** START **
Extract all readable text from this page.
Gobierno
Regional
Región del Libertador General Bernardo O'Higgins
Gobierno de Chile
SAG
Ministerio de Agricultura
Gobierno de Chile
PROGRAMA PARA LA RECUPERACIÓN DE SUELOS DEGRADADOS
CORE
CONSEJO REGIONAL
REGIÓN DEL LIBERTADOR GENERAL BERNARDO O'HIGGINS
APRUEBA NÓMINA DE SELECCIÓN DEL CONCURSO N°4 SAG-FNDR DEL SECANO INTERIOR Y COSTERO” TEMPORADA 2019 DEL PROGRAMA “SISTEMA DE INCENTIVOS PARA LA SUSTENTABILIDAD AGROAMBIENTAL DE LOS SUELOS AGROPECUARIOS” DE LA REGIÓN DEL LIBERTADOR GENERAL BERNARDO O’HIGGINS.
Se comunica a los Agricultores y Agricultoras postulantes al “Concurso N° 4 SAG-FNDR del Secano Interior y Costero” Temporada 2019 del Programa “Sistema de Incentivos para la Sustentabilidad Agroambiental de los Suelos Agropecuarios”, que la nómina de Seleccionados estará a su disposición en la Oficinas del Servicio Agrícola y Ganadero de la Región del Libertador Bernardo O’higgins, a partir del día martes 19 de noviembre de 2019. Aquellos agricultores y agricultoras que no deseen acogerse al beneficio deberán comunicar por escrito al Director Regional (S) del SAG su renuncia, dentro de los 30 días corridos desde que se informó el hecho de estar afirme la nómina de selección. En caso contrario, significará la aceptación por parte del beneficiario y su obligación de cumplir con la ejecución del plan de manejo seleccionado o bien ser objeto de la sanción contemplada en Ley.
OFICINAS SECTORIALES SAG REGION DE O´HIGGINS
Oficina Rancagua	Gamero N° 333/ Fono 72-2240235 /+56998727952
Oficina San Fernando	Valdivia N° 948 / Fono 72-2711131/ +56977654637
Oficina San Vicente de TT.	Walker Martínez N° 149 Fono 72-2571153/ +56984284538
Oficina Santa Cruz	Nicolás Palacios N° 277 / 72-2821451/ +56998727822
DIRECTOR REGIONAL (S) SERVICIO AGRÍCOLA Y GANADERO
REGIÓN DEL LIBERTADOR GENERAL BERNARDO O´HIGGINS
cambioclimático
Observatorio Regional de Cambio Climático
** END **
Set every line of the listing down word for word.

Extract all readable text from this page.
Gobierno
Regional
Región del Libertador General Bernardo O'Higgins
Gobierno de Chile
SAG
Ministerio de Agricultura
Gobierno de Chile
PROGRAMA PARA LA RECUPERACIÓN DE SUELOS DEGRADADOS
CORE
CONSEJO REGIONAL
REGIÓN DEL LIBERTADOR GENERAL BERNARDO O'HIGGINS
APRUEBA NÓMINA DE SELECCIÓN DEL CONCURSO N°4 SAG-FNDR DEL SECANO INTERIOR Y COSTERO” TEMPORADA 2019 DEL PROGRAMA “SISTEMA DE INCENTIVOS PARA LA SUSTENTABILIDAD AGROAMBIENTAL DE LOS SUELOS AGROPECUARIOS” DE LA REGIÓN DEL LIBERTADOR GENERAL BERNARDO O’HIGGINS.
Se comunica a los Agricultores y Agricultoras postulantes al “Concurso N° 4 SAG-FNDR del Secano Interior y Costero” Temporada 2019 del Programa “Sistema de Incentivos para la Sustentabilidad Agroambiental de los Suelos Agropecuarios”, que la nómina de Seleccionados estará a su disposición en la Oficinas del Servicio Agrícola y Ganadero de la Región del Libertador Bernardo O’higgins, a partir del día martes 19 de noviembre de 2019. Aquellos agricultores y agricultoras que no deseen acogerse al beneficio deberán comunicar por escrito al Director Regional (S) del SAG su renuncia, dentro de los 30 días corridos desde que se informó el hecho de estar afirme la nómina de selección. En caso contrario, significará la aceptación por parte del beneficiario y su obligación de cumplir con la ejecución del plan de manejo seleccionado o bien ser objeto de la sanción contemplada en Ley.
OFICINAS SECTORIALES SAG REGION DE O´HIGGINS
Oficina Rancagua	Gamero N° 333/ Fono 72-2240235 /+56998727952
Oficina San Fernando	Valdivia N° 948 / Fono 72-2711131/ +56977654637
Oficina San Vicente de TT.	Walker Martínez N° 149 Fono 72-2571153/ +56984284538
Oficina Santa Cruz	Nicolás Palacios N° 277 / 72-2821451/ +56998727822
DIRECTOR REGIONAL (S) SERVICIO AGRÍCOLA Y GANADERO
REGIÓN DEL LIBERTADOR GENERAL BERNARDO O´HIGGINS
cambioclimático
Observatorio Regional de Cambio Climático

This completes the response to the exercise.